STATED TASK:
Each line below must be set down exactly; omit any image you find.

[Records from a data collection]
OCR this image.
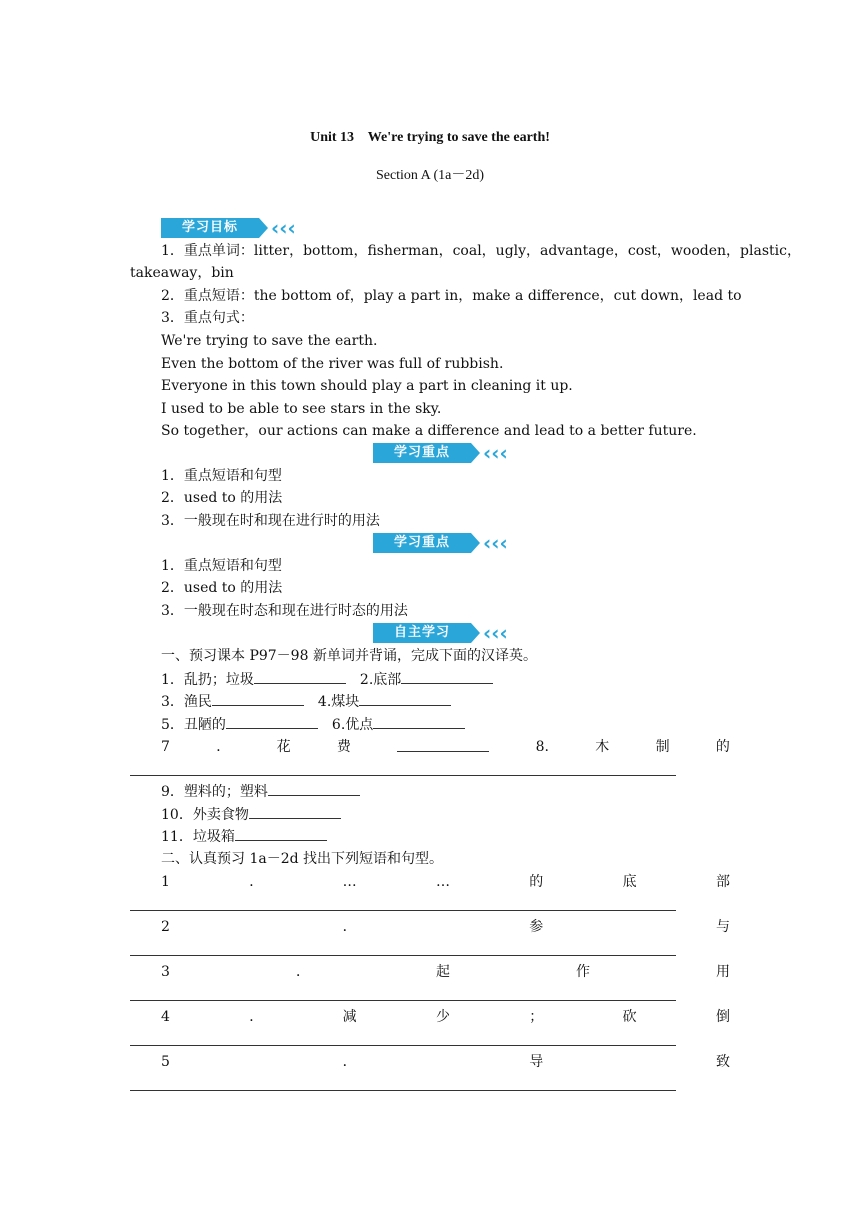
Unit 13    We're trying to save the earth!
Section A (1a－2d)
学习目标	‹‹‹
1．重点单词：litter，bottom，fisherman，coal，ugly，advantage，cost，wooden，plastic，
takeaway，bin
2．重点短语：the bottom of，play a part in，make a difference，cut down，lead to
3．重点句式：
We're trying to save the earth.
Even the bottom of the river was full of rubbish.
Everyone in this town should play a part in cleaning it up.
I used to be able to see stars in the sky.
So together，our actions can make a difference and lead to a better future.
学习重点	‹‹‹
1．重点短语和句型
2．used to 的用法
3．一般现在时和现在进行时的用法
学习重点	‹‹‹
1．重点短语和句型
2．used to 的用法
3．一般现在时态和现在进行时态的用法
自主学习	‹‹‹
一、预习课本 P97－98 新单词并背诵，完成下面的汉译英。
1．乱扔；垃圾	2.底部
3．渔民	4.煤块
5．丑陋的	6.优点
7	．	花	费	8.	木	制	的
9．塑料的；塑料
10．外卖食物
11．垃圾箱
二、认真预习 1a－2d 找出下列短语和句型。
1	．	…	…	的	底	部
2	．	参	与
3	．	起	作	用
4	．	减	少	；	砍	倒
5	．	导	致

ANSWER TO THIS EXERCISE:
OCR this image.
Unit 13    We're trying to save the earth!
Section A (1a－2d)
学习目标	‹‹‹
1．重点单词：litter，bottom，fisherman，coal，ugly，advantage，cost，wooden，plastic，
takeaway，bin
2．重点短语：the bottom of，play a part in，make a difference，cut down，lead to
3．重点句式：
We're trying to save the earth.
Even the bottom of the river was full of rubbish.
Everyone in this town should play a part in cleaning it up.
I used to be able to see stars in the sky.
So together，our actions can make a difference and lead to a better future.
学习重点	‹‹‹
1．重点短语和句型
2．used to 的用法
3．一般现在时和现在进行时的用法
学习重点	‹‹‹
1．重点短语和句型
2．used to 的用法
3．一般现在时态和现在进行时态的用法
自主学习	‹‹‹
一、预习课本 P97－98 新单词并背诵，完成下面的汉译英。
1．乱扔；垃圾	2.底部
3．渔民	4.煤块
5．丑陋的	6.优点
7	．	花	费	8.	木	制	的
9．塑料的；塑料
10．外卖食物
11．垃圾箱
二、认真预习 1a－2d 找出下列短语和句型。
1	．	…	…	的	底	部
2	．	参	与
3	．	起	作	用
4	．	减	少	；	砍	倒
5	．	导	致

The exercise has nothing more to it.